## The exercise
Reproduce every line of the listing as written, apart from the pictures.

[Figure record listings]
>> Start

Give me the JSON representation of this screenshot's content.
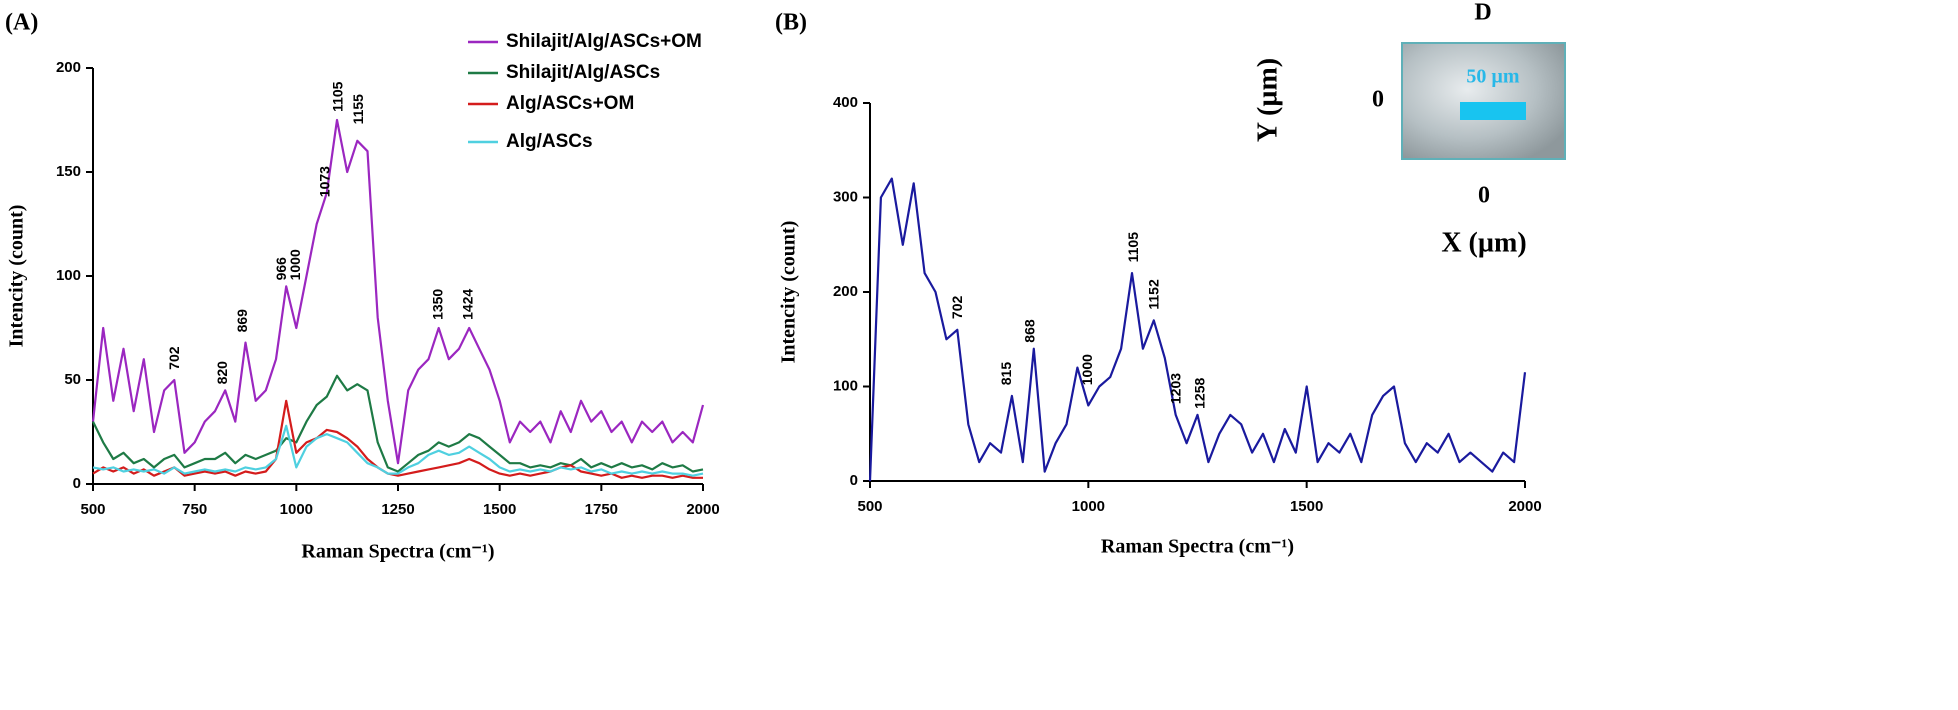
{
  "chart_data": [
    {
      "type": "line",
      "panel_label": "(A)",
      "xlabel": "Raman Spectra (cm⁻¹)",
      "ylabel": "Intencity (count)",
      "x": [
        500,
        525,
        550,
        575,
        600,
        625,
        650,
        675,
        700,
        725,
        750,
        775,
        800,
        825,
        850,
        875,
        900,
        925,
        950,
        975,
        1000,
        1025,
        1050,
        1075,
        1100,
        1125,
        1150,
        1175,
        1200,
        1225,
        1250,
        1275,
        1300,
        1325,
        1350,
        1375,
        1400,
        1425,
        1450,
        1475,
        1500,
        1525,
        1550,
        1575,
        1600,
        1625,
        1650,
        1675,
        1700,
        1725,
        1750,
        1775,
        1800,
        1825,
        1850,
        1875,
        1900,
        1925,
        1950,
        1975,
        2000
      ],
      "series": [
        {
          "name": "Shilajit/Alg/ASCs+OM",
          "color": "#9b27c0",
          "values": [
            30,
            75,
            40,
            65,
            35,
            60,
            25,
            45,
            50,
            15,
            20,
            30,
            35,
            45,
            30,
            68,
            40,
            45,
            60,
            95,
            75,
            100,
            125,
            140,
            175,
            150,
            165,
            160,
            80,
            40,
            10,
            45,
            55,
            60,
            75,
            60,
            65,
            75,
            65,
            55,
            40,
            20,
            30,
            25,
            30,
            20,
            35,
            25,
            40,
            30,
            35,
            25,
            30,
            20,
            30,
            25,
            30,
            20,
            25,
            20,
            38
          ]
        },
        {
          "name": "Shilajit/Alg/ASCs",
          "color": "#1e7a45",
          "values": [
            30,
            20,
            12,
            15,
            10,
            12,
            8,
            12,
            14,
            8,
            10,
            12,
            12,
            15,
            10,
            14,
            12,
            14,
            16,
            22,
            20,
            30,
            38,
            42,
            52,
            45,
            48,
            45,
            20,
            8,
            6,
            10,
            14,
            16,
            20,
            18,
            20,
            24,
            22,
            18,
            14,
            10,
            10,
            8,
            9,
            8,
            10,
            9,
            12,
            8,
            10,
            8,
            10,
            8,
            9,
            7,
            10,
            8,
            9,
            6,
            7
          ]
        },
        {
          "name": "Alg/ASCs+OM",
          "color": "#d41c1c",
          "values": [
            5,
            8,
            6,
            8,
            5,
            7,
            4,
            6,
            8,
            4,
            5,
            6,
            5,
            6,
            4,
            6,
            5,
            6,
            12,
            40,
            15,
            20,
            22,
            26,
            25,
            22,
            18,
            12,
            8,
            5,
            4,
            5,
            6,
            7,
            8,
            9,
            10,
            12,
            10,
            7,
            5,
            4,
            5,
            4,
            5,
            6,
            8,
            9,
            6,
            5,
            4,
            5,
            3,
            4,
            3,
            4,
            4,
            3,
            4,
            3,
            3
          ]
        },
        {
          "name": "Alg/ASCs",
          "color": "#4fd0e0",
          "values": [
            8,
            7,
            8,
            6,
            7,
            6,
            7,
            5,
            8,
            5,
            6,
            7,
            6,
            7,
            6,
            8,
            7,
            8,
            12,
            28,
            8,
            18,
            22,
            24,
            22,
            20,
            15,
            10,
            8,
            5,
            5,
            8,
            10,
            14,
            16,
            14,
            15,
            18,
            15,
            12,
            8,
            6,
            7,
            6,
            7,
            6,
            8,
            7,
            8,
            6,
            7,
            5,
            6,
            5,
            6,
            5,
            6,
            5,
            5,
            4,
            5
          ]
        }
      ],
      "annotations": [
        {
          "text": "702",
          "x": 702,
          "y": 52
        },
        {
          "text": "820",
          "x": 820,
          "y": 45
        },
        {
          "text": "869",
          "x": 869,
          "y": 70
        },
        {
          "text": "966",
          "x": 966,
          "y": 95
        },
        {
          "text": "1000",
          "x": 1000,
          "y": 95
        },
        {
          "text": "1073",
          "x": 1073,
          "y": 135
        },
        {
          "text": "1105",
          "x": 1105,
          "y": 176
        },
        {
          "text": "1155",
          "x": 1155,
          "y": 170
        },
        {
          "text": "1350",
          "x": 1350,
          "y": 76
        },
        {
          "text": "1424",
          "x": 1424,
          "y": 76
        }
      ],
      "xlim": [
        500,
        2000
      ],
      "xticks": [
        500,
        750,
        1000,
        1250,
        1500,
        1750,
        2000
      ],
      "ylim": [
        0,
        200
      ],
      "yticks": [
        0,
        50,
        100,
        150,
        200
      ],
      "legend": "upper right"
    },
    {
      "type": "line",
      "panel_label": "(B)",
      "xlabel": "Raman Spectra (cm⁻¹)",
      "ylabel": "Intencity (count)",
      "x": [
        500,
        525,
        550,
        575,
        600,
        625,
        650,
        675,
        700,
        725,
        750,
        775,
        800,
        825,
        850,
        875,
        900,
        925,
        950,
        975,
        1000,
        1025,
        1050,
        1075,
        1100,
        1125,
        1150,
        1175,
        1200,
        1225,
        1250,
        1275,
        1300,
        1325,
        1350,
        1375,
        1400,
        1425,
        1450,
        1475,
        1500,
        1525,
        1550,
        1575,
        1600,
        1625,
        1650,
        1675,
        1700,
        1725,
        1750,
        1775,
        1800,
        1825,
        1850,
        1875,
        1900,
        1925,
        1950,
        1975,
        2000
      ],
      "series": [
        {
          "color": "#1a1a9e",
          "values": [
            0,
            300,
            320,
            250,
            315,
            220,
            200,
            150,
            160,
            60,
            20,
            40,
            30,
            90,
            20,
            140,
            10,
            40,
            60,
            120,
            80,
            100,
            110,
            140,
            220,
            140,
            170,
            130,
            70,
            40,
            70,
            20,
            50,
            70,
            60,
            30,
            50,
            20,
            55,
            30,
            100,
            20,
            40,
            30,
            50,
            20,
            70,
            90,
            100,
            40,
            20,
            40,
            30,
            50,
            20,
            30,
            20,
            10,
            30,
            20,
            115
          ]
        }
      ],
      "annotations": [
        {
          "text": "702",
          "x": 702,
          "y": 165
        },
        {
          "text": "815",
          "x": 815,
          "y": 95
        },
        {
          "text": "868",
          "x": 868,
          "y": 140
        },
        {
          "text": "1000",
          "x": 1000,
          "y": 95
        },
        {
          "text": "1105",
          "x": 1105,
          "y": 225
        },
        {
          "text": "1152",
          "x": 1152,
          "y": 175
        },
        {
          "text": "1203",
          "x": 1203,
          "y": 75
        },
        {
          "text": "1258",
          "x": 1258,
          "y": 70
        }
      ],
      "xlim": [
        500,
        2000
      ],
      "xticks": [
        500,
        1000,
        1500,
        2000
      ],
      "ylim": [
        0,
        400
      ],
      "yticks": [
        0,
        100,
        200,
        300,
        400
      ],
      "inset": {
        "title": "D",
        "y_label": "Y (µm)",
        "x_label": "X (µm)",
        "y_tick": "0",
        "x_tick": "0",
        "scale_bar": "50 µm"
      }
    }
  ]
}
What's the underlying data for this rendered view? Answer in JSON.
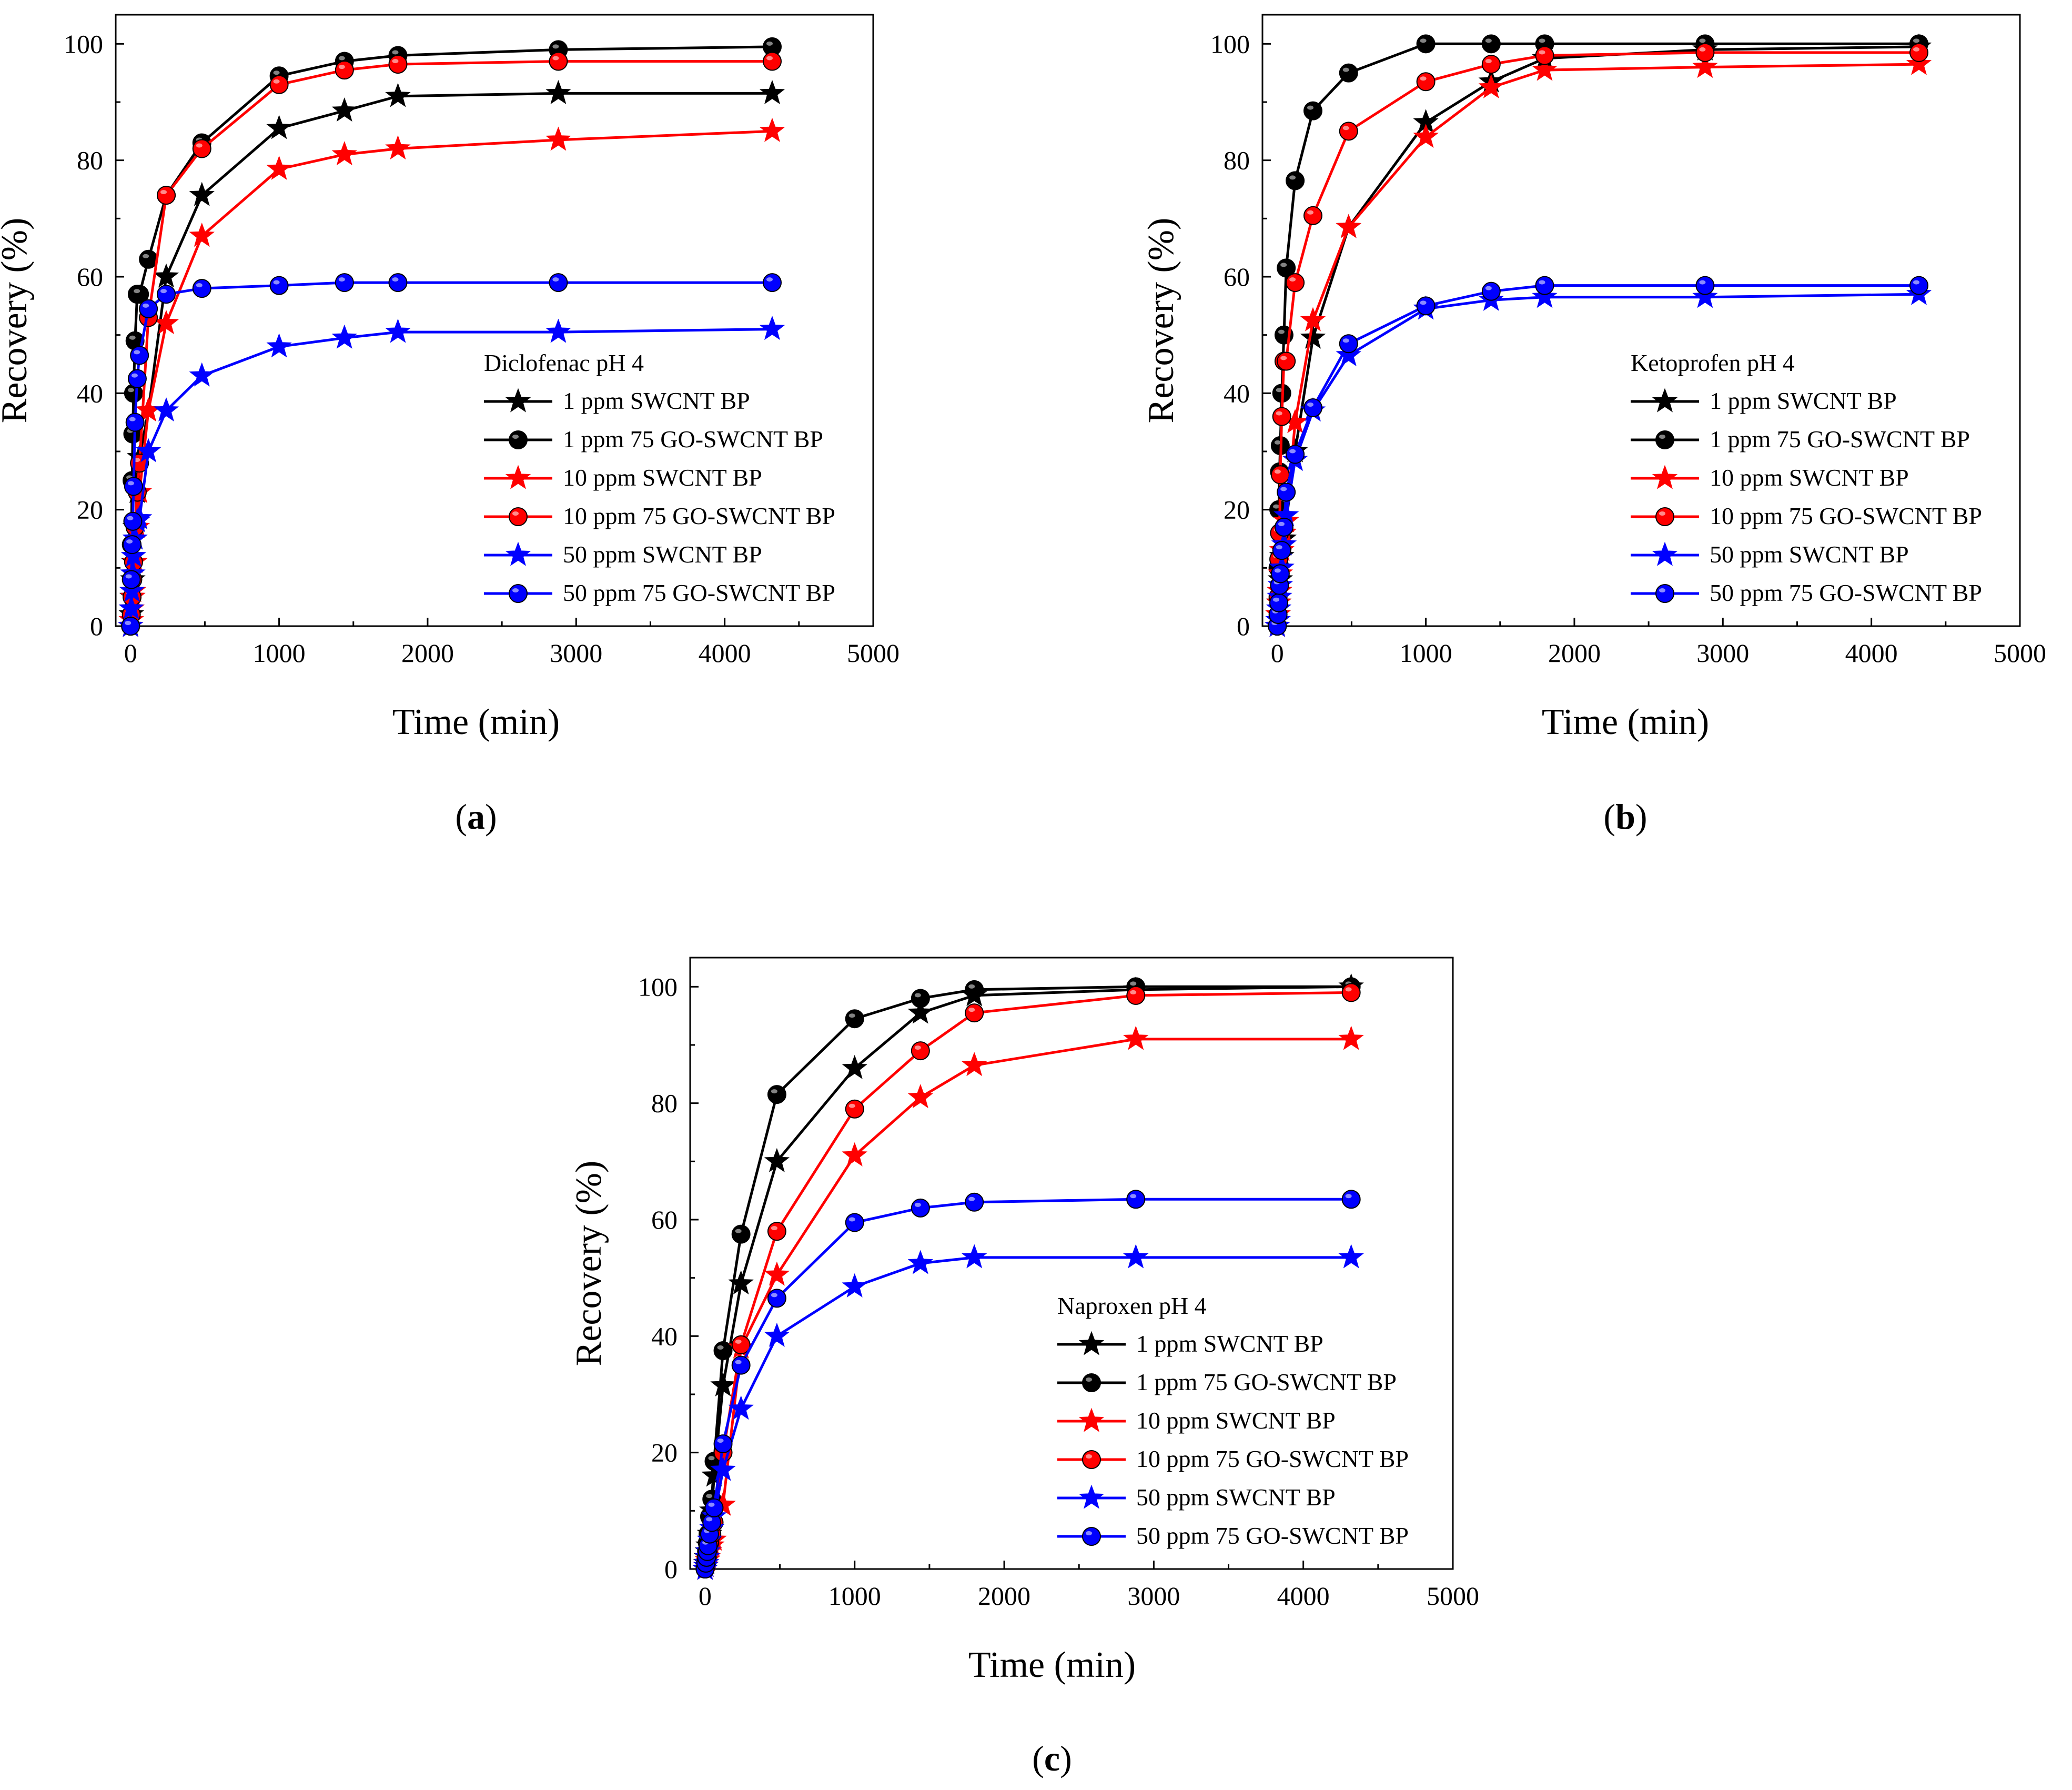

>> End

## Response to the exercise
Give me the JSON representation of this screenshot's content.
{
  "chart_data": [
    {
      "type": "line",
      "panel_label": "(A)",
      "xlabel": "Raman Spectra (cm⁻¹)",
      "ylabel": "Intencity (count)",
      "x": [
        500,
        525,
        550,
        575,
        600,
        625,
        650,
        675,
        700,
        725,
        750,
        775,
        800,
        825,
        850,
        875,
        900,
        925,
        950,
        975,
        1000,
        1025,
        1050,
        1075,
        1100,
        1125,
        1150,
        1175,
        1200,
        1225,
        1250,
        1275,
        1300,
        1325,
        1350,
        1375,
        1400,
        1425,
        1450,
        1475,
        1500,
        1525,
        1550,
        1575,
        1600,
        1625,
        1650,
        1675,
        1700,
        1725,
        1750,
        1775,
        1800,
        1825,
        1850,
        1875,
        1900,
        1925,
        1950,
        1975,
        2000
      ],
      "series": [
        {
          "name": "Shilajit/Alg/ASCs+OM",
          "color": "#9b27c0",
          "values": [
            30,
            75,
            40,
            65,
            35,
            60,
            25,
            45,
            50,
            15,
            20,
            30,
            35,
            45,
            30,
            68,
            40,
            45,
            60,
            95,
            75,
            100,
            125,
            140,
            175,
            150,
            165,
            160,
            80,
            40,
            10,
            45,
            55,
            60,
            75,
            60,
            65,
            75,
            65,
            55,
            40,
            20,
            30,
            25,
            30,
            20,
            35,
            25,
            40,
            30,
            35,
            25,
            30,
            20,
            30,
            25,
            30,
            20,
            25,
            20,
            38
          ]
        },
        {
          "name": "Shilajit/Alg/ASCs",
          "color": "#1e7a45",
          "values": [
            30,
            20,
            12,
            15,
            10,
            12,
            8,
            12,
            14,
            8,
            10,
            12,
            12,
            15,
            10,
            14,
            12,
            14,
            16,
            22,
            20,
            30,
            38,
            42,
            52,
            45,
            48,
            45,
            20,
            8,
            6,
            10,
            14,
            16,
            20,
            18,
            20,
            24,
            22,
            18,
            14,
            10,
            10,
            8,
            9,
            8,
            10,
            9,
            12,
            8,
            10,
            8,
            10,
            8,
            9,
            7,
            10,
            8,
            9,
            6,
            7
          ]
        },
        {
          "name": "Alg/ASCs+OM",
          "color": "#d41c1c",
          "values": [
            5,
            8,
            6,
            8,
            5,
            7,
            4,
            6,
            8,
            4,
            5,
            6,
            5,
            6,
            4,
            6,
            5,
            6,
            12,
            40,
            15,
            20,
            22,
            26,
            25,
            22,
            18,
            12,
            8,
            5,
            4,
            5,
            6,
            7,
            8,
            9,
            10,
            12,
            10,
            7,
            5,
            4,
            5,
            4,
            5,
            6,
            8,
            9,
            6,
            5,
            4,
            5,
            3,
            4,
            3,
            4,
            4,
            3,
            4,
            3,
            3
          ]
        },
        {
          "name": "Alg/ASCs",
          "color": "#4fd0e0",
          "values": [
            8,
            7,
            8,
            6,
            7,
            6,
            7,
            5,
            8,
            5,
            6,
            7,
            6,
            7,
            6,
            8,
            7,
            8,
            12,
            28,
            8,
            18,
            22,
            24,
            22,
            20,
            15,
            10,
            8,
            5,
            5,
            8,
            10,
            14,
            16,
            14,
            15,
            18,
            15,
            12,
            8,
            6,
            7,
            6,
            7,
            6,
            8,
            7,
            8,
            6,
            7,
            5,
            6,
            5,
            6,
            5,
            6,
            5,
            5,
            4,
            5
          ]
        }
      ],
      "annotations": [
        {
          "text": "702",
          "x": 702,
          "y": 52
        },
        {
          "text": "820",
          "x": 820,
          "y": 45
        },
        {
          "text": "869",
          "x": 869,
          "y": 70
        },
        {
          "text": "966",
          "x": 966,
          "y": 95
        },
        {
          "text": "1000",
          "x": 1000,
          "y": 95
        },
        {
          "text": "1073",
          "x": 1073,
          "y": 135
        },
        {
          "text": "1105",
          "x": 1105,
          "y": 176
        },
        {
          "text": "1155",
          "x": 1155,
          "y": 170
        },
        {
          "text": "1350",
          "x": 1350,
          "y": 76
        },
        {
          "text": "1424",
          "x": 1424,
          "y": 76
        }
      ],
      "xlim": [
        500,
        2000
      ],
      "xticks": [
        500,
        750,
        1000,
        1250,
        1500,
        1750,
        2000
      ],
      "ylim": [
        0,
        200
      ],
      "yticks": [
        0,
        50,
        100,
        150,
        200
      ],
      "legend": "upper right"
    },
    {
      "type": "line",
      "panel_label": "(B)",
      "xlabel": "Raman Spectra (cm⁻¹)",
      "ylabel": "Intencity (count)",
      "x": [
        500,
        525,
        550,
        575,
        600,
        625,
        650,
        675,
        700,
        725,
        750,
        775,
        800,
        825,
        850,
        875,
        900,
        925,
        950,
        975,
        1000,
        1025,
        1050,
        1075,
        1100,
        1125,
        1150,
        1175,
        1200,
        1225,
        1250,
        1275,
        1300,
        1325,
        1350,
        1375,
        1400,
        1425,
        1450,
        1475,
        1500,
        1525,
        1550,
        1575,
        1600,
        1625,
        1650,
        1675,
        1700,
        1725,
        1750,
        1775,
        1800,
        1825,
        1850,
        1875,
        1900,
        1925,
        1950,
        1975,
        2000
      ],
      "series": [
        {
          "color": "#1a1a9e",
          "values": [
            0,
            300,
            320,
            250,
            315,
            220,
            200,
            150,
            160,
            60,
            20,
            40,
            30,
            90,
            20,
            140,
            10,
            40,
            60,
            120,
            80,
            100,
            110,
            140,
            220,
            140,
            170,
            130,
            70,
            40,
            70,
            20,
            50,
            70,
            60,
            30,
            50,
            20,
            55,
            30,
            100,
            20,
            40,
            30,
            50,
            20,
            70,
            90,
            100,
            40,
            20,
            40,
            30,
            50,
            20,
            30,
            20,
            10,
            30,
            20,
            115
          ]
        }
      ],
      "annotations": [
        {
          "text": "702",
          "x": 702,
          "y": 165
        },
        {
          "text": "815",
          "x": 815,
          "y": 95
        },
        {
          "text": "868",
          "x": 868,
          "y": 140
        },
        {
          "text": "1000",
          "x": 1000,
          "y": 95
        },
        {
          "text": "1105",
          "x": 1105,
          "y": 225
        },
        {
          "text": "1152",
          "x": 1152,
          "y": 175
        },
        {
          "text": "1203",
          "x": 1203,
          "y": 75
        },
        {
          "text": "1258",
          "x": 1258,
          "y": 70
        }
      ],
      "xlim": [
        500,
        2000
      ],
      "xticks": [
        500,
        1000,
        1500,
        2000
      ],
      "ylim": [
        0,
        400
      ],
      "yticks": [
        0,
        100,
        200,
        300,
        400
      ],
      "inset": {
        "title": "D",
        "y_label": "Y (µm)",
        "x_label": "X (µm)",
        "y_tick": "0",
        "x_tick": "0",
        "scale_bar": "50 µm"
      }
    }
  ]
}
What's the underlying data for this rendered view? Answer in JSON.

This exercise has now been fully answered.